Text passage:
★ ★ ★
Persistent storage for Containers (Kubernetes, Amazon EKS): We recommend using the persistent file system deployment option with self-managed Kubernetes or Amazon EKS clusters for containerized machine learning and HPC workloads. Containers are immutable and when a container shuts down data created during its lifetime is lost. Persistent file system is ideal for applications that need the data to persist beyond the lifetime of the container.
Amazon EC2 Spot Statefulness: Using persistent file system for workloads running on EC2 Spot Instances, data can be re-used without worrying about copying data from EC2 instances during spot interruptions.
Data lakes on S3: Customers hosting data lakes in Amazon S3 can quickly spin up an FSx for Lustre file system linked to their S3 bucket or prefix. This makes high-performance storage easily and quickly accessible to compute. FSx for Lustre persistent file system acts as a fast caching layer without rearchitecting your applications, enabling your analytics jobs to run faster while saving on compute costs.

Best practices for persistent file system

Here, I discuss some of the best practices you should follow when using FSx for Lustre persistent file system.

Security: We now provide the ability to encrypt data at rest using customer managed customer master key (CMK) with the persistent file system. If no CMK is specified, the AWS Managed CMK is used.

Encryption in transit is automatically enabled when certain EC2 instance types are used to mount the FSx for Lustre persistent file system. This encryption feature uses the offload capabilities of the underlying hardware, and there is no impact on network performance. For a list of instance types, refer to supported EC2 instances in these Regions.

In addition, customers can use existing features like security groups, network ACLs, Identity and Access Management (IAM) permissions, and Portable Operating System Interface (POSIX) permissions to enforce stronger security.

Integration with durable data repository: We recommend linking your file system to a highly durable data repository like Amazon Simple Storage Service (Amazon S3). This allows you to copy your changes to S3 using the Data Repository Task API.
★ ★ ★
Aim of the exercise: List the existing features that the FSx for Lustre passage above says customers can use to enforce stronger security.

Raw records:
★ ★ ★
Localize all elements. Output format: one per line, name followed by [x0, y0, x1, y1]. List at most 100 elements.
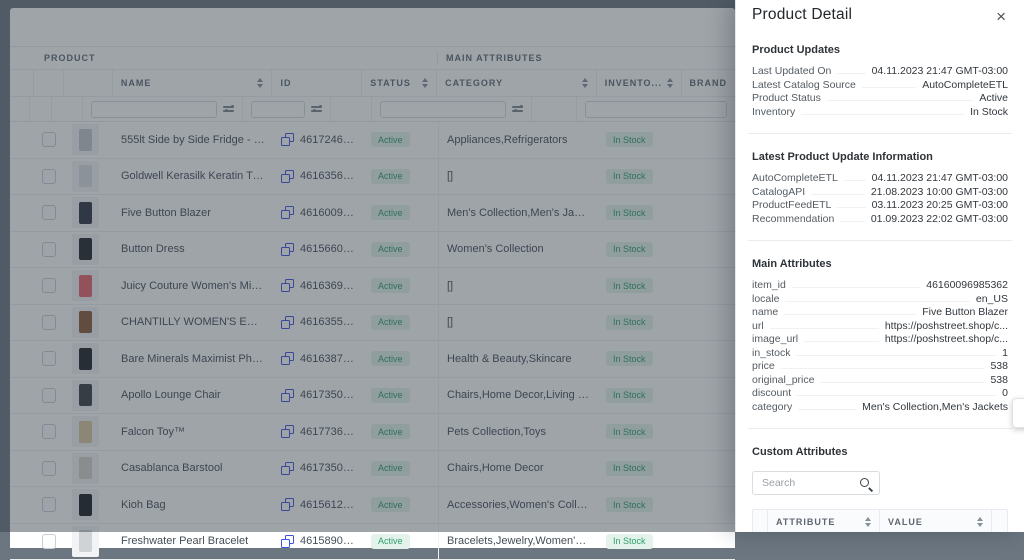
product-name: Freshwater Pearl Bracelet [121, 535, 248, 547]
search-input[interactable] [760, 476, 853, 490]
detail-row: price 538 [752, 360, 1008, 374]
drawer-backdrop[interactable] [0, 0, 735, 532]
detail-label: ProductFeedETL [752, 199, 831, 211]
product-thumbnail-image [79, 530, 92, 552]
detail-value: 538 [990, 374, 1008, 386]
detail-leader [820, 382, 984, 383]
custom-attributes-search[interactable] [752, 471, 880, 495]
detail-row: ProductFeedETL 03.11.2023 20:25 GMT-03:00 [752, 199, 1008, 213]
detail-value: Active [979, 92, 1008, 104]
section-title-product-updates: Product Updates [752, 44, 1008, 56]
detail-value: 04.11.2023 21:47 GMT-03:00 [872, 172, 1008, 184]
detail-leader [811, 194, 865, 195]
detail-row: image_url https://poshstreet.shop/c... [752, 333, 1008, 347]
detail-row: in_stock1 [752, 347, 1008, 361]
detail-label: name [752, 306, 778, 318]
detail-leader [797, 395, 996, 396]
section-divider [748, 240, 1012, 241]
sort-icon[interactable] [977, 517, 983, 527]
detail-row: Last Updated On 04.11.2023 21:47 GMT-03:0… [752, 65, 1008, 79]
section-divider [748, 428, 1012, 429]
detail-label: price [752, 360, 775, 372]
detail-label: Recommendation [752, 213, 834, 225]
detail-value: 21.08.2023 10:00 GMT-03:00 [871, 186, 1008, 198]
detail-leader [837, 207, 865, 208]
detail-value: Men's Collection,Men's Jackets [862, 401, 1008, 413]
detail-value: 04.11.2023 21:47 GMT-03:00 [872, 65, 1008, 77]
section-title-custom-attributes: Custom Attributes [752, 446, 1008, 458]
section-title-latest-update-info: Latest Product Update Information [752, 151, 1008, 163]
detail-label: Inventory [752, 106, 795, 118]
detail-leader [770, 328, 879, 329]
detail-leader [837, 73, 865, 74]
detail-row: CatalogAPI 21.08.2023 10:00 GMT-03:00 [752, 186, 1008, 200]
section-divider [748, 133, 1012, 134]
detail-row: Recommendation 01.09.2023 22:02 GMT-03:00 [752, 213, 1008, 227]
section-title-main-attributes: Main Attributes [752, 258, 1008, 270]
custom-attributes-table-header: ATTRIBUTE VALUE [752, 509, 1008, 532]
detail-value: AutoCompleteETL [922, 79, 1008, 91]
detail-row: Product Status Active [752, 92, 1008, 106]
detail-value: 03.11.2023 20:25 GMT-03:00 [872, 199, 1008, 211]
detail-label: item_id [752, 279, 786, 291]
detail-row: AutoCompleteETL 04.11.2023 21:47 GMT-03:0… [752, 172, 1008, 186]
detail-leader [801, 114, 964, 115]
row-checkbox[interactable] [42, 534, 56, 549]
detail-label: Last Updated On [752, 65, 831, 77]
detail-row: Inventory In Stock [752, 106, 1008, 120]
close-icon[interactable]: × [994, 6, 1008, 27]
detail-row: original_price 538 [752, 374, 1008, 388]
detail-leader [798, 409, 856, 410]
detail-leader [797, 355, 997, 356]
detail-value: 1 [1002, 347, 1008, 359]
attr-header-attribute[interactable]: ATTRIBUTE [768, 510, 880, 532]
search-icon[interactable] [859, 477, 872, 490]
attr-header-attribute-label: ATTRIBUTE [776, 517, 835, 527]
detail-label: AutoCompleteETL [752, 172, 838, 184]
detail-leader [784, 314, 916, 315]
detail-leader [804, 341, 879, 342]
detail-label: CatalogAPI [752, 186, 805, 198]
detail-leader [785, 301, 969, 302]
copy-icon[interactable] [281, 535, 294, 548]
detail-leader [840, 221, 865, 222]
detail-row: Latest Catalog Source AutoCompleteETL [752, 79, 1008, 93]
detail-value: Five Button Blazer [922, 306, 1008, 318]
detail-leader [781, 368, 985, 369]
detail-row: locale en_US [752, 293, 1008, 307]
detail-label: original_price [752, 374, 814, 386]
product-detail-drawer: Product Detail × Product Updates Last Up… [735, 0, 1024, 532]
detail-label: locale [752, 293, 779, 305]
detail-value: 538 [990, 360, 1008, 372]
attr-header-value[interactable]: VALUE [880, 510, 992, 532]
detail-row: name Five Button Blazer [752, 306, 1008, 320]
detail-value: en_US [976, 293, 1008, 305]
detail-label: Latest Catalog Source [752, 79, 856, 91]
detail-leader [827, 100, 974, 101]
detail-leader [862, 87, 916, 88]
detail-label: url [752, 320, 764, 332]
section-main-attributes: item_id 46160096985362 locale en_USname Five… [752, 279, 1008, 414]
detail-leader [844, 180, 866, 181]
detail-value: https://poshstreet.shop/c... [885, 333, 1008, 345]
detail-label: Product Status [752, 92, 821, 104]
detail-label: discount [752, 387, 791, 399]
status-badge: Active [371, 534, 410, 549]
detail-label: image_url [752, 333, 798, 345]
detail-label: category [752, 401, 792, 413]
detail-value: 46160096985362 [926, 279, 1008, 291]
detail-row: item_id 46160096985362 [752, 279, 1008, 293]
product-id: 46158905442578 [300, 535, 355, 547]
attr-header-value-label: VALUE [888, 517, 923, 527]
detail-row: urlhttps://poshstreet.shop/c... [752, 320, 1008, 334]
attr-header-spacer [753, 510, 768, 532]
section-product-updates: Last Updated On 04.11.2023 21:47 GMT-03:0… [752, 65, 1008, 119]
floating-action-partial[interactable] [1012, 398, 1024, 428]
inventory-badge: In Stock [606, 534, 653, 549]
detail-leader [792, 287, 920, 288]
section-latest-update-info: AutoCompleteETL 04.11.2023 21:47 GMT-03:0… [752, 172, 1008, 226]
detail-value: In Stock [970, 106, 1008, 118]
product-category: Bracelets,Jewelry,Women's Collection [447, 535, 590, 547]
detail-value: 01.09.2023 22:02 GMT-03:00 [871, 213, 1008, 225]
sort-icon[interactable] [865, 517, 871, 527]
★ ★ ★
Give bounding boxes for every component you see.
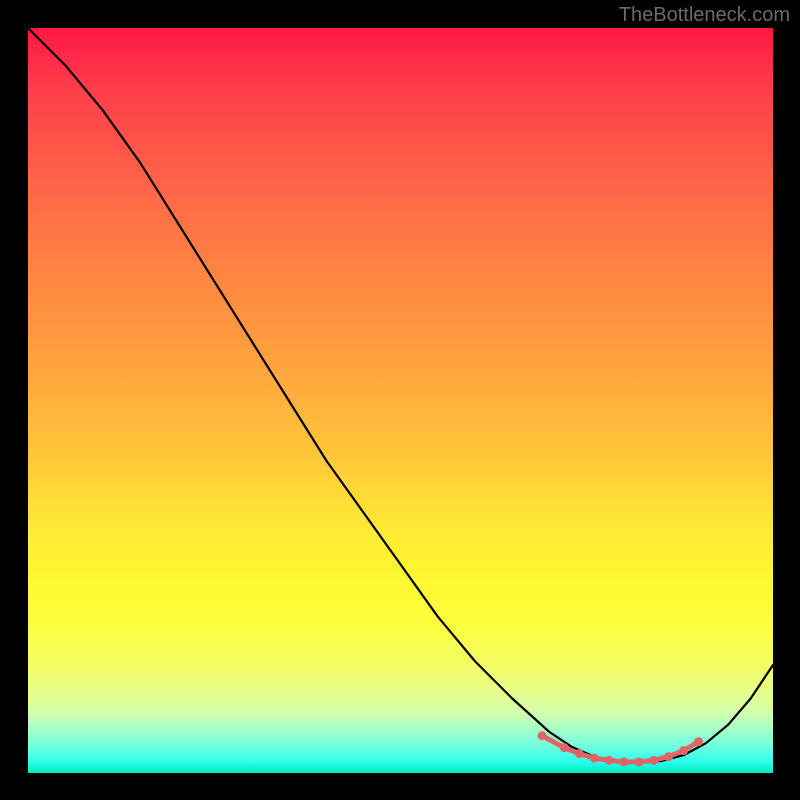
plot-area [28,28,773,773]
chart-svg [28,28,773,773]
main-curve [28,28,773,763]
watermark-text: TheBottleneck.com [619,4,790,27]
★ ★ ★
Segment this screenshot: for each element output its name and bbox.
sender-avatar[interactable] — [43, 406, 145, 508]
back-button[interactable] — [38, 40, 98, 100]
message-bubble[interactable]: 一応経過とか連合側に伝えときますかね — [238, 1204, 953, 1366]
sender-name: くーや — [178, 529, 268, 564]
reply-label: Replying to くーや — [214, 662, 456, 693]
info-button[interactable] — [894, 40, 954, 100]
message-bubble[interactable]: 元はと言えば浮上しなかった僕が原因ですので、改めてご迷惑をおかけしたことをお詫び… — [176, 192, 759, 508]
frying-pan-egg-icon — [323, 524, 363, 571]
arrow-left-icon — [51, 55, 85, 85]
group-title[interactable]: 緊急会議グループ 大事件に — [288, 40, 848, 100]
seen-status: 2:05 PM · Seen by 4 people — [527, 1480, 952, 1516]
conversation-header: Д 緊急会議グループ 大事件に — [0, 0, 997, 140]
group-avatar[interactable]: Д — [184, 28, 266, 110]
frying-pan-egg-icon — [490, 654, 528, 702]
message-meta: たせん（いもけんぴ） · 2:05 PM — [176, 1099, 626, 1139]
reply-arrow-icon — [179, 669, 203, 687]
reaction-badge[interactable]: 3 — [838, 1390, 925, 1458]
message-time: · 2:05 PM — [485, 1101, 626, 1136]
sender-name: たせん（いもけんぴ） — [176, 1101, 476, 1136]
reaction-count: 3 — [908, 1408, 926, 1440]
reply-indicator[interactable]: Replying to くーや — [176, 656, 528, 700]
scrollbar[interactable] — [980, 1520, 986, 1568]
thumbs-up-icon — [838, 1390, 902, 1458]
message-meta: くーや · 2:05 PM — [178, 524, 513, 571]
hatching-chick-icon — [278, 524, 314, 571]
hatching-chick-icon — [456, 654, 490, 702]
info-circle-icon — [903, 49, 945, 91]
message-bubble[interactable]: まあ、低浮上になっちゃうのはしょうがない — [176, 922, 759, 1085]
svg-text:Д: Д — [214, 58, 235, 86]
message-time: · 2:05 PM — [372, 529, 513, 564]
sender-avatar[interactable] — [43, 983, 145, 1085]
★ ★ ★
Solved exercise:
- Security groups
- Network ACLs
- Identity and Access Management (IAM) permissions
- Portable Operating System Interface (POSIX) permissions